- **WHAT YOU NEED TO DO**:
Gather up every line that includes the string "noted".
· · · ·
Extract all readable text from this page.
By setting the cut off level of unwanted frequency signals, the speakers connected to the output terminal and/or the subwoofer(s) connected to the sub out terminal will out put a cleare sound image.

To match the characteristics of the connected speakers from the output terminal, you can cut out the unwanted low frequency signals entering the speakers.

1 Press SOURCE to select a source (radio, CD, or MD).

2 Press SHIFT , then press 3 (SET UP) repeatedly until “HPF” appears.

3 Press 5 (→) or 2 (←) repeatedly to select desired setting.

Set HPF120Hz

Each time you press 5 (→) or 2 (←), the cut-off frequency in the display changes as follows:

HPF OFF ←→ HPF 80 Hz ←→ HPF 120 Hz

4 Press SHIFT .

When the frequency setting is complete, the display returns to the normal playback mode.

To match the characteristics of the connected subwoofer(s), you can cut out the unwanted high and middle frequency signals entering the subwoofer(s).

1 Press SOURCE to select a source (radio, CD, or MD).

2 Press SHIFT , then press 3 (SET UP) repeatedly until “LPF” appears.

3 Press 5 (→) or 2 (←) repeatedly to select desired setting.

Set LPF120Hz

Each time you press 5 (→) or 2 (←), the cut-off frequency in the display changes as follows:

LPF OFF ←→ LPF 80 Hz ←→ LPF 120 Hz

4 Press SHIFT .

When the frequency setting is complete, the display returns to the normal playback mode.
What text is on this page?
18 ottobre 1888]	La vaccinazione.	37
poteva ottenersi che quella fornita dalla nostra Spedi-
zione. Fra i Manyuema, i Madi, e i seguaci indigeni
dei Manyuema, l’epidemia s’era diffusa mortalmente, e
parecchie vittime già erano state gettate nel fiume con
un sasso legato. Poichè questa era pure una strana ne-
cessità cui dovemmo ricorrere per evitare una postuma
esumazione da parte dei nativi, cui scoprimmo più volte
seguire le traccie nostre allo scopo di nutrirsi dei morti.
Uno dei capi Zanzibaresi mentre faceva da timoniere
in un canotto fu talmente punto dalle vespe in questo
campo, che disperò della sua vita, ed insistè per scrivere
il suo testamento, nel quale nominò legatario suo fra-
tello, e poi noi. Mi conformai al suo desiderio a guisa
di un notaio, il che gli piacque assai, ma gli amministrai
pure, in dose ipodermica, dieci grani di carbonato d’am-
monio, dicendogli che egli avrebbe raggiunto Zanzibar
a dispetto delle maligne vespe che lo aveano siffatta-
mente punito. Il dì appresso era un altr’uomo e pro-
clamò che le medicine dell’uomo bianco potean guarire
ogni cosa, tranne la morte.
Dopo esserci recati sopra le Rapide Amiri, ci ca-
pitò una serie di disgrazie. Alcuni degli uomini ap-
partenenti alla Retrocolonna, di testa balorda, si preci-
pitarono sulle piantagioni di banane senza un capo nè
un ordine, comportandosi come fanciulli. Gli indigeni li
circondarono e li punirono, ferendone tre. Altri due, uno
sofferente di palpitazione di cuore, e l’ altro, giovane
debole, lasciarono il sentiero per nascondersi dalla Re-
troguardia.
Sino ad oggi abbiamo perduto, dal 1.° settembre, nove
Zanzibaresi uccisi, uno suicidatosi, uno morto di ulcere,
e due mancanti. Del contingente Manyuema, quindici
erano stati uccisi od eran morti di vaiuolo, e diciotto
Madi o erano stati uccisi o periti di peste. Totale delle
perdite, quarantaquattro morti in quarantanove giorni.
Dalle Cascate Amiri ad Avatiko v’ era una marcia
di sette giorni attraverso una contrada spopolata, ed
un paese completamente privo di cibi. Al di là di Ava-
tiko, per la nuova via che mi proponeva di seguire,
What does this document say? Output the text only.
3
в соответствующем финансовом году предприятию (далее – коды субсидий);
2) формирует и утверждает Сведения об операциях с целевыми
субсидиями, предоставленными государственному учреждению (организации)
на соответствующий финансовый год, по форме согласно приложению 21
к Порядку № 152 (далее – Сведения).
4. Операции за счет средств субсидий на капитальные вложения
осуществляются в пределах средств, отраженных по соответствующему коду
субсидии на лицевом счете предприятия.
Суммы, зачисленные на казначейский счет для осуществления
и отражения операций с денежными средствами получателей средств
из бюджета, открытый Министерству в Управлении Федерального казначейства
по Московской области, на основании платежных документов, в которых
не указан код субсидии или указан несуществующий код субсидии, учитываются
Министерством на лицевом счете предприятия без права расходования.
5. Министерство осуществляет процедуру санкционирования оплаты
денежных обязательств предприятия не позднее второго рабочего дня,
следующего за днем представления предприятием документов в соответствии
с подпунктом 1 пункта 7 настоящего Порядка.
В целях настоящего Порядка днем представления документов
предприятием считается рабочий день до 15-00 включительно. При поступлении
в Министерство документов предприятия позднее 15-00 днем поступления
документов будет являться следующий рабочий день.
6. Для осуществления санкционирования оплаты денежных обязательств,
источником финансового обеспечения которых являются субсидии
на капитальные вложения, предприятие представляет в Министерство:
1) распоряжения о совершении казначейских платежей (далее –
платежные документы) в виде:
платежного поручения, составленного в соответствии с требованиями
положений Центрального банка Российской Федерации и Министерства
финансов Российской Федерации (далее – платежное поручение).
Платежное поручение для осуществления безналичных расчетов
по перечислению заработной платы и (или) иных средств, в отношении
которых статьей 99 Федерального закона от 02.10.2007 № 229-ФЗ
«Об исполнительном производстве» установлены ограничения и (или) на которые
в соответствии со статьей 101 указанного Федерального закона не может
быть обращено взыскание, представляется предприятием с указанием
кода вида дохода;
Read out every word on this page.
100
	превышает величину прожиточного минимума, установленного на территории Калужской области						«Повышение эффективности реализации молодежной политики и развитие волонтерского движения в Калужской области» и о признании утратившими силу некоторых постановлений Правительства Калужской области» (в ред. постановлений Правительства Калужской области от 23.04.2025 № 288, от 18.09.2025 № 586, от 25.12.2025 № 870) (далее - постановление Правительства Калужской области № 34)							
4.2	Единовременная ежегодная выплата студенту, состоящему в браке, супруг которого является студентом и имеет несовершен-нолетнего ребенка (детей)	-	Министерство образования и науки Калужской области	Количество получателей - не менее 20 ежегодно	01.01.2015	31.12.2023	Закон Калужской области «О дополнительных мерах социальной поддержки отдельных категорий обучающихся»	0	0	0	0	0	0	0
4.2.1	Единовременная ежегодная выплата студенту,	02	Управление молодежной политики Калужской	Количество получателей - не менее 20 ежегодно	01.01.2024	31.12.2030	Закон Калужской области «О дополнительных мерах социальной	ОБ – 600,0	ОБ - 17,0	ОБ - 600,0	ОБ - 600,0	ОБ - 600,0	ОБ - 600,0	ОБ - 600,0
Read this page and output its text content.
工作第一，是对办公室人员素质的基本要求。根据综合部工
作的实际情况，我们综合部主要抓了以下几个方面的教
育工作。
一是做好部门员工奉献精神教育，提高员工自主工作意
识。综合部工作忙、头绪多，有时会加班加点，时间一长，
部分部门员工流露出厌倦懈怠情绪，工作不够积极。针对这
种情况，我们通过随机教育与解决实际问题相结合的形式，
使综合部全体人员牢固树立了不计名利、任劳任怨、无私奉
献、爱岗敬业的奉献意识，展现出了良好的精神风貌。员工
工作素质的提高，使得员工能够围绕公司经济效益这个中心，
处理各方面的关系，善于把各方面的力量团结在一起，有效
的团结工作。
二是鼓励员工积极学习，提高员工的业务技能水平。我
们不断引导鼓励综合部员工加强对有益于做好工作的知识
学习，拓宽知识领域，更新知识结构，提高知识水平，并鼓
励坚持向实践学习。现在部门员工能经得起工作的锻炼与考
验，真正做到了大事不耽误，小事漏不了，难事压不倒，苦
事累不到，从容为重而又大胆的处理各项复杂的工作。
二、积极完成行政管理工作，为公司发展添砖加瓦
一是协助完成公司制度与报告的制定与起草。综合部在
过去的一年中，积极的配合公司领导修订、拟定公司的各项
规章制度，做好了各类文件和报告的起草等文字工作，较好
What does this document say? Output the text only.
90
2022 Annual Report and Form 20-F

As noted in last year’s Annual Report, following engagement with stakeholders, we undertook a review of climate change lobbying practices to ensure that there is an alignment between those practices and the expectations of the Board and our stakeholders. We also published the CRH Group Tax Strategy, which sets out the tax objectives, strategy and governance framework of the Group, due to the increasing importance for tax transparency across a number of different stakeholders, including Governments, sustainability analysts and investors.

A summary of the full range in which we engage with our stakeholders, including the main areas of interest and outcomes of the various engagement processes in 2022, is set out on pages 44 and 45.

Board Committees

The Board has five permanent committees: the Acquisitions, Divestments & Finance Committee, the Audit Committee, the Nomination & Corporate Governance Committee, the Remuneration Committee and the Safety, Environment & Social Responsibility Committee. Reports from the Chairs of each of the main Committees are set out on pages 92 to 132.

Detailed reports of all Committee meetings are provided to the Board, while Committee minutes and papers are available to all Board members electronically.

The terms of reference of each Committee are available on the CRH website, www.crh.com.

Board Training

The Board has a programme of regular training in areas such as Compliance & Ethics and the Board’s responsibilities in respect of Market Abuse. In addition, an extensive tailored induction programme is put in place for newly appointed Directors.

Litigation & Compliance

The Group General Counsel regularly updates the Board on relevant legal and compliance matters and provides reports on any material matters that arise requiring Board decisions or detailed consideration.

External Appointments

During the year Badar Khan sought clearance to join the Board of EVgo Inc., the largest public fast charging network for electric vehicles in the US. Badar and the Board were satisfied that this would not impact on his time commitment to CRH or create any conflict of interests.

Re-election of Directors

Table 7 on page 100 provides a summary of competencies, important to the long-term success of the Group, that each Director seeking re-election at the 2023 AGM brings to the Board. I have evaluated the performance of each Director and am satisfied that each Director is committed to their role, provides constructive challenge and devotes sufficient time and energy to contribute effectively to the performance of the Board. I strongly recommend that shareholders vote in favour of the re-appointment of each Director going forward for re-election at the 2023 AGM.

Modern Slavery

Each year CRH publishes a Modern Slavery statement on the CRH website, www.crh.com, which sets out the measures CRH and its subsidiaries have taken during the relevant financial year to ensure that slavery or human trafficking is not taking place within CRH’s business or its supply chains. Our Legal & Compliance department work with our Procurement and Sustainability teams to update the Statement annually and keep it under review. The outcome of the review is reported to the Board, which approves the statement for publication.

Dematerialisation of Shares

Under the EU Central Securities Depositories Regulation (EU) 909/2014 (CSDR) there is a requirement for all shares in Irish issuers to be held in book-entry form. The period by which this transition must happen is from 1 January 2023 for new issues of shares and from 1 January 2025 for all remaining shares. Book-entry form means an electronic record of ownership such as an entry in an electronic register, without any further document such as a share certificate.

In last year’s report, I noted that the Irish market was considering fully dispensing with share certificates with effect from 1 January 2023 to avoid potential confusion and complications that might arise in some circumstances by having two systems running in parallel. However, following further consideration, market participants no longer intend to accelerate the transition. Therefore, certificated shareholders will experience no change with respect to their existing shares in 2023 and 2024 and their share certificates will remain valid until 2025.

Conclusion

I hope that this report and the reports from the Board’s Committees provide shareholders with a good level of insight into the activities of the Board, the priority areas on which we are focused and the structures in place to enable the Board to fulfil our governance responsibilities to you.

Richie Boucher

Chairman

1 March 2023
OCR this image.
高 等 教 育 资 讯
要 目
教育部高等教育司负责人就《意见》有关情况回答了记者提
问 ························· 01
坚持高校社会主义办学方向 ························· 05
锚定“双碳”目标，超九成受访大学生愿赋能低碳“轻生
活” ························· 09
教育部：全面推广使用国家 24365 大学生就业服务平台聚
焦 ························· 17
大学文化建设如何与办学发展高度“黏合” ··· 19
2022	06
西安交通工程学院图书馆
· · · ·
- **SOLUTION TO THE PROBLEM**:
As noted in last year’s Annual Report, following engagement with stakeholders, we undertook a review of climate change lobbying practices to ensure that there is an alignment between those practices and the expectations of the Board and our stakeholders. We also published the CRH Group Tax Strategy, which sets out the tax objectives, strategy and governance framework of the Group, due to the increasing importance for tax transparency across a number of different stakeholders, including Governments, sustainability analysts and investors.
In last year’s report, I noted that the Irish market was considering fully dispensing with share certificates with effect from 1 January 2023 to avoid potential confusion and complications that might arise in some circumstances by having two systems running in parallel. However, following further consideration, market participants no longer intend to accelerate the transition. Therefore, certificated shareholders will experience no change with respect to their existing shares in 2023 and 2024 and their share certificates will remain valid until 2025.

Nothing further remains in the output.